Below is the data. Give it again, complete and exact.

———

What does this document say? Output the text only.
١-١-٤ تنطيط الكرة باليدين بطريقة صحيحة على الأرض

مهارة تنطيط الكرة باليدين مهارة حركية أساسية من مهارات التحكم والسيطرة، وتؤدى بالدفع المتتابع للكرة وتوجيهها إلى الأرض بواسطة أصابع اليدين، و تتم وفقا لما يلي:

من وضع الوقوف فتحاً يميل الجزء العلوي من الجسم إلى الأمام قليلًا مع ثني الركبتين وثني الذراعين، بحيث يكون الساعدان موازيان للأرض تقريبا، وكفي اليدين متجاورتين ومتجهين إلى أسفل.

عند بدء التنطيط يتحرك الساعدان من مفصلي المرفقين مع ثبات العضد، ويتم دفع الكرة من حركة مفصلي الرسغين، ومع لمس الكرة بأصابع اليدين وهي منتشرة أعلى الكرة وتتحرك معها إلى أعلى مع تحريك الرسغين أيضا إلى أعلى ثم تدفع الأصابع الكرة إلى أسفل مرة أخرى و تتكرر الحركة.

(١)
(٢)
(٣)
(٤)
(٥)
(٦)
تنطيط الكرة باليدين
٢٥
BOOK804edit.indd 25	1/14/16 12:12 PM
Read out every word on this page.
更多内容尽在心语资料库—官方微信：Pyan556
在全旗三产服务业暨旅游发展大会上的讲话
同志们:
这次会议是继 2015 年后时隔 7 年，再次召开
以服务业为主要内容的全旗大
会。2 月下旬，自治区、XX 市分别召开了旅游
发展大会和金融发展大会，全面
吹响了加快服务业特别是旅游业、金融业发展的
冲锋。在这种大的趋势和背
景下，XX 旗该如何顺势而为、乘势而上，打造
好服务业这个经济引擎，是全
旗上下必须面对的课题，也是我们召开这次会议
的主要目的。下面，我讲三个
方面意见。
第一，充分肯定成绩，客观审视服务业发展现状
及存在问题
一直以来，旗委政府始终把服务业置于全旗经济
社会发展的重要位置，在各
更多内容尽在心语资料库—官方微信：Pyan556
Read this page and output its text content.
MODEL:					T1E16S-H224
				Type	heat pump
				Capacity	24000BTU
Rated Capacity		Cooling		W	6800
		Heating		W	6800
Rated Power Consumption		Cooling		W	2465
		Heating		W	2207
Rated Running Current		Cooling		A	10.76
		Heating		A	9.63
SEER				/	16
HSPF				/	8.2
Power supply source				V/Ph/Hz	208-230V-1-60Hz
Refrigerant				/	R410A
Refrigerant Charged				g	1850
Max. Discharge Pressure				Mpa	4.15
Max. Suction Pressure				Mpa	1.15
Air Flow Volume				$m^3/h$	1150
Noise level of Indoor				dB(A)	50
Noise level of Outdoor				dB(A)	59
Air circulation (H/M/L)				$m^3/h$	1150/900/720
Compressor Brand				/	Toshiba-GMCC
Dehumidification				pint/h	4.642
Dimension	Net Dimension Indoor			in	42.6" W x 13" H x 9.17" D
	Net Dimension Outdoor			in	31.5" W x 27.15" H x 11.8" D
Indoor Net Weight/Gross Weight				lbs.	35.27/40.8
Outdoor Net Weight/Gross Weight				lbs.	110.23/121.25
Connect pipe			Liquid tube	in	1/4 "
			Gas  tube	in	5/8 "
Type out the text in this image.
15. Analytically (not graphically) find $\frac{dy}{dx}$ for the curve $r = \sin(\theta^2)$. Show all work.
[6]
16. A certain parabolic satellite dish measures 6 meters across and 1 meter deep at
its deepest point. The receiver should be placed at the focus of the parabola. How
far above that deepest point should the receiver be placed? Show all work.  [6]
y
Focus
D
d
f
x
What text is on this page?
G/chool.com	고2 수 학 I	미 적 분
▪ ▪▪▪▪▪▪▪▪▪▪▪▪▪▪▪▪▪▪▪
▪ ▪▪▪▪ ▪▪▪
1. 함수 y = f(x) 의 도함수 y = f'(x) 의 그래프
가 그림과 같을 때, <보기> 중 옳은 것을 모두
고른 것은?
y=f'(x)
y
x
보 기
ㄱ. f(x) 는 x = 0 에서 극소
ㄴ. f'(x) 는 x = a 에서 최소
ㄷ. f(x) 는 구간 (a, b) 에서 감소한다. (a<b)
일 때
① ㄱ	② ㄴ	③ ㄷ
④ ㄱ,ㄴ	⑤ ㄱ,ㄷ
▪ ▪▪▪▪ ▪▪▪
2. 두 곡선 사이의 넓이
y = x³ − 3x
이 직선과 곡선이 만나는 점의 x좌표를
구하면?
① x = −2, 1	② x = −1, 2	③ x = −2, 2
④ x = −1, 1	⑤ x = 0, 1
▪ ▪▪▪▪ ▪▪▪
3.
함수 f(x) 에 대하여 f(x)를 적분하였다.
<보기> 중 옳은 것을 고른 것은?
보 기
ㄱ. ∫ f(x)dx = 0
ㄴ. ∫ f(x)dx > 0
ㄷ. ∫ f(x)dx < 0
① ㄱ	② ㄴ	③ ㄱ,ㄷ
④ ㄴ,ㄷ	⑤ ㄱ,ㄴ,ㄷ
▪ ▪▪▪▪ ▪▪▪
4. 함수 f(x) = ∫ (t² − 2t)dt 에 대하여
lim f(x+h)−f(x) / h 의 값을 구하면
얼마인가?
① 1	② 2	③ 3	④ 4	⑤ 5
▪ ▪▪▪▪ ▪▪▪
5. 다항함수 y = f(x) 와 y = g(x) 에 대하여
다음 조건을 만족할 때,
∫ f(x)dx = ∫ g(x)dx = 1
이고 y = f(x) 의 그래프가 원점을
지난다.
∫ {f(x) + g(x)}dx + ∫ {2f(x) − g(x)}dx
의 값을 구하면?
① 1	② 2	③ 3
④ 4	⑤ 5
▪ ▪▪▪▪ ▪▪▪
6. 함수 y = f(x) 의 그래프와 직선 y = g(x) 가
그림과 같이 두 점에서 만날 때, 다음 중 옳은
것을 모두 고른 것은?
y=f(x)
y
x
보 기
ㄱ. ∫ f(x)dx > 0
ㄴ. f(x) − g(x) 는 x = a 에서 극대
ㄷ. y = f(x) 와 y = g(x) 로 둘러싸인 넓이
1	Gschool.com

———

(THE SOLUTION)
What does this document say? Output the text only.
١-١-٤ تنطيط الكرة باليدين بطريقة صحيحة على الأرض

مهارة تنطيط الكرة باليدين مهارة حركية أساسية من مهارات التحكم والسيطرة، وتؤدى بالدفع المتتابع للكرة وتوجيهها إلى الأرض بواسطة أصابع اليدين، و تتم وفقا لما يلي:

من وضع الوقوف فتحاً يميل الجزء العلوي من الجسم إلى الأمام قليلًا مع ثني الركبتين وثني الذراعين، بحيث يكون الساعدان موازيان للأرض تقريبا، وكفي اليدين متجاورتين ومتجهين إلى أسفل.

عند بدء التنطيط يتحرك الساعدان من مفصلي المرفقين مع ثبات العضد، ويتم دفع الكرة من حركة مفصلي الرسغين، ومع لمس الكرة بأصابع اليدين وهي منتشرة أعلى الكرة وتتحرك معها إلى أعلى مع تحريك الرسغين أيضا إلى أعلى ثم تدفع الأصابع الكرة إلى أسفل مرة أخرى و تتكرر الحركة.

(١)
(٢)
(٣)
(٤)
(٥)
(٦)
تنطيط الكرة باليدين
٢٥
BOOK804edit.indd 25	1/14/16 12:12 PM
Read out every word on this page.
更多内容尽在心语资料库—官方微信：Pyan556
在全旗三产服务业暨旅游发展大会上的讲话
同志们:
这次会议是继 2015 年后时隔 7 年，再次召开
以服务业为主要内容的全旗大
会。2 月下旬，自治区、XX 市分别召开了旅游
发展大会和金融发展大会，全面
吹响了加快服务业特别是旅游业、金融业发展的
冲锋。在这种大的趋势和背
景下，XX 旗该如何顺势而为、乘势而上，打造
好服务业这个经济引擎，是全
旗上下必须面对的课题，也是我们召开这次会议
的主要目的。下面，我讲三个
方面意见。
第一，充分肯定成绩，客观审视服务业发展现状
及存在问题
一直以来，旗委政府始终把服务业置于全旗经济
社会发展的重要位置，在各
更多内容尽在心语资料库—官方微信：Pyan556
Read this page and output its text content.
MODEL:					T1E16S-H224
				Type	heat pump
				Capacity	24000BTU
Rated Capacity		Cooling		W	6800
		Heating		W	6800
Rated Power Consumption		Cooling		W	2465
		Heating		W	2207
Rated Running Current		Cooling		A	10.76
		Heating		A	9.63
SEER				/	16
HSPF				/	8.2
Power supply source				V/Ph/Hz	208-230V-1-60Hz
Refrigerant				/	R410A
Refrigerant Charged				g	1850
Max. Discharge Pressure				Mpa	4.15
Max. Suction Pressure				Mpa	1.15
Air Flow Volume				$m^3/h$	1150
Noise level of Indoor				dB(A)	50
Noise level of Outdoor				dB(A)	59
Air circulation (H/M/L)				$m^3/h$	1150/900/720
Compressor Brand				/	Toshiba-GMCC
Dehumidification				pint/h	4.642
Dimension	Net Dimension Indoor			in	42.6" W x 13" H x 9.17" D
	Net Dimension Outdoor			in	31.5" W x 27.15" H x 11.8" D
Indoor Net Weight/Gross Weight				lbs.	35.27/40.8
Outdoor Net Weight/Gross Weight				lbs.	110.23/121.25
Connect pipe			Liquid tube	in	1/4 "
			Gas  tube	in	5/8 "
Type out the text in this image.
15. Analytically (not graphically) find $\frac{dy}{dx}$ for the curve $r = \sin(\theta^2)$. Show all work.
[6]
16. A certain parabolic satellite dish measures 6 meters across and 1 meter deep at
its deepest point. The receiver should be placed at the focus of the parabola. How
far above that deepest point should the receiver be placed? Show all work.  [6]
y
Focus
D
d
f
x
What text is on this page?
G/chool.com	고2 수 학 I	미 적 분
▪ ▪▪▪▪▪▪▪▪▪▪▪▪▪▪▪▪▪▪▪
▪ ▪▪▪▪ ▪▪▪
1. 함수 y = f(x) 의 도함수 y = f'(x) 의 그래프
가 그림과 같을 때, <보기> 중 옳은 것을 모두
고른 것은?
y=f'(x)
y
x
보 기
ㄱ. f(x) 는 x = 0 에서 극소
ㄴ. f'(x) 는 x = a 에서 최소
ㄷ. f(x) 는 구간 (a, b) 에서 감소한다. (a<b)
일 때
① ㄱ	② ㄴ	③ ㄷ
④ ㄱ,ㄴ	⑤ ㄱ,ㄷ
▪ ▪▪▪▪ ▪▪▪
2. 두 곡선 사이의 넓이
y = x³ − 3x
이 직선과 곡선이 만나는 점의 x좌표를
구하면?
① x = −2, 1	② x = −1, 2	③ x = −2, 2
④ x = −1, 1	⑤ x = 0, 1
▪ ▪▪▪▪ ▪▪▪
3.
함수 f(x) 에 대하여 f(x)를 적분하였다.
<보기> 중 옳은 것을 고른 것은?
보 기
ㄱ. ∫ f(x)dx = 0
ㄴ. ∫ f(x)dx > 0
ㄷ. ∫ f(x)dx < 0
① ㄱ	② ㄴ	③ ㄱ,ㄷ
④ ㄴ,ㄷ	⑤ ㄱ,ㄴ,ㄷ
▪ ▪▪▪▪ ▪▪▪
4. 함수 f(x) = ∫ (t² − 2t)dt 에 대하여
lim f(x+h)−f(x) / h 의 값을 구하면
얼마인가?
① 1	② 2	③ 3	④ 4	⑤ 5
▪ ▪▪▪▪ ▪▪▪
5. 다항함수 y = f(x) 와 y = g(x) 에 대하여
다음 조건을 만족할 때,
∫ f(x)dx = ∫ g(x)dx = 1
이고 y = f(x) 의 그래프가 원점을
지난다.
∫ {f(x) + g(x)}dx + ∫ {2f(x) − g(x)}dx
의 값을 구하면?
① 1	② 2	③ 3
④ 4	⑤ 5
▪ ▪▪▪▪ ▪▪▪
6. 함수 y = f(x) 의 그래프와 직선 y = g(x) 가
그림과 같이 두 점에서 만날 때, 다음 중 옳은
것을 모두 고른 것은?
y=f(x)
y
x
보 기
ㄱ. ∫ f(x)dx > 0
ㄴ. f(x) − g(x) 는 x = a 에서 극대
ㄷ. y = f(x) 와 y = g(x) 로 둘러싸인 넓이
1	Gschool.com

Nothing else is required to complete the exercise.